[Data entries]
* Begin *

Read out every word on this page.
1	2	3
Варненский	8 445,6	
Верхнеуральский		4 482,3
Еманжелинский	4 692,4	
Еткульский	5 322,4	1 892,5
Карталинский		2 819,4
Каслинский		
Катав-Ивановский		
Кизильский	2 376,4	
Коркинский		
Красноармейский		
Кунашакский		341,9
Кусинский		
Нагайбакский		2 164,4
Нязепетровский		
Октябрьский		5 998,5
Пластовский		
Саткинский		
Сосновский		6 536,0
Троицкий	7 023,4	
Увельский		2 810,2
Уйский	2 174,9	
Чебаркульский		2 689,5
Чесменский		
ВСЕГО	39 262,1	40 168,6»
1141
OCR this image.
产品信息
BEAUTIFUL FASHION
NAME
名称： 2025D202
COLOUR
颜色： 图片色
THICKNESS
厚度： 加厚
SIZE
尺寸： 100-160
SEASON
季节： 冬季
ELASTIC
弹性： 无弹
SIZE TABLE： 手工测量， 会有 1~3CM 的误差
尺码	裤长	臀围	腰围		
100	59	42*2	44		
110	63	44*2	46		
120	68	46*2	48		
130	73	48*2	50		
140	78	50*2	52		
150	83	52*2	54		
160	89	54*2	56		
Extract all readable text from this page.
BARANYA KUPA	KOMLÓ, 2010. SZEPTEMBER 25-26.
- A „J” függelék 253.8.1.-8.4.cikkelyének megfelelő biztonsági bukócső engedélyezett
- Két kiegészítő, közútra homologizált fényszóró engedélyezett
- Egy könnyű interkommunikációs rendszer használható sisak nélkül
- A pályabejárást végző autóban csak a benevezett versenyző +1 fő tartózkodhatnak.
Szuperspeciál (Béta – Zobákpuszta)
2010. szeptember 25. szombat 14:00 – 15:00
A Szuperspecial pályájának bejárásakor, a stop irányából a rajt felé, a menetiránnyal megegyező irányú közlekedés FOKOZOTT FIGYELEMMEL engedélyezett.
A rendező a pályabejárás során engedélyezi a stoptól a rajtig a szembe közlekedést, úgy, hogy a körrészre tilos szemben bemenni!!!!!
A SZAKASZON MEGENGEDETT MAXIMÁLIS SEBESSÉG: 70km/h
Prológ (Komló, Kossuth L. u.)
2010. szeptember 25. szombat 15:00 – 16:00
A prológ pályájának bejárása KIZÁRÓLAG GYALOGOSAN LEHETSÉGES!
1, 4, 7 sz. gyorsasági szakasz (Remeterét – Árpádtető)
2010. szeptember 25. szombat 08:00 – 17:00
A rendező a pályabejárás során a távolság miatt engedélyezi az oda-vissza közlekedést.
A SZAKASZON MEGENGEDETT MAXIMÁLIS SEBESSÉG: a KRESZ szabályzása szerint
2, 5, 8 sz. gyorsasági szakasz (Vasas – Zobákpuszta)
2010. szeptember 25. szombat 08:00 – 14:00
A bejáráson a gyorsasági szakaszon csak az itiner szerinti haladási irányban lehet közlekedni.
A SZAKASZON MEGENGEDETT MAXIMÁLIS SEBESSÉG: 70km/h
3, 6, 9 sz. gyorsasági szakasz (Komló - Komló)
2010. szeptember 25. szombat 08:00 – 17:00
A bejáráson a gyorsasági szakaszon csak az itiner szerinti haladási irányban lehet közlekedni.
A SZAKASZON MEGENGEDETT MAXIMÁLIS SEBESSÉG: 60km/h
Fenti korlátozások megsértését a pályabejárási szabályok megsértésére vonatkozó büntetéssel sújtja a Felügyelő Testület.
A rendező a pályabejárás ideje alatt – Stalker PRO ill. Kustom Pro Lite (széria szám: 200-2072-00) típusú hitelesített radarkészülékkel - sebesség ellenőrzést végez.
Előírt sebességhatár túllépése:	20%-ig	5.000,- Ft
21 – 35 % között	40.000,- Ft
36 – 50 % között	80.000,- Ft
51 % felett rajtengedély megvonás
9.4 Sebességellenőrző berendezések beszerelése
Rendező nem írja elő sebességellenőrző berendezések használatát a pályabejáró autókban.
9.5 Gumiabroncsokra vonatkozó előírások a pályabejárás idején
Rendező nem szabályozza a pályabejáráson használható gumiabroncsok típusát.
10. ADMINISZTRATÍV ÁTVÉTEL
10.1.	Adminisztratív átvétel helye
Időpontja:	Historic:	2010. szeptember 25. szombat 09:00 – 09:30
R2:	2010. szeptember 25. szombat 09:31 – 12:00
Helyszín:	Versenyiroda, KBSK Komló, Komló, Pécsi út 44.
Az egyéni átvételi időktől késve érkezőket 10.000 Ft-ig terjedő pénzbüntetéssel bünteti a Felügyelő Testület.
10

* End *

Task description: Where a line of the records above holds the word "page", copy that line.

Written answer:
Read out every word on this page.
Extract all readable text from this page.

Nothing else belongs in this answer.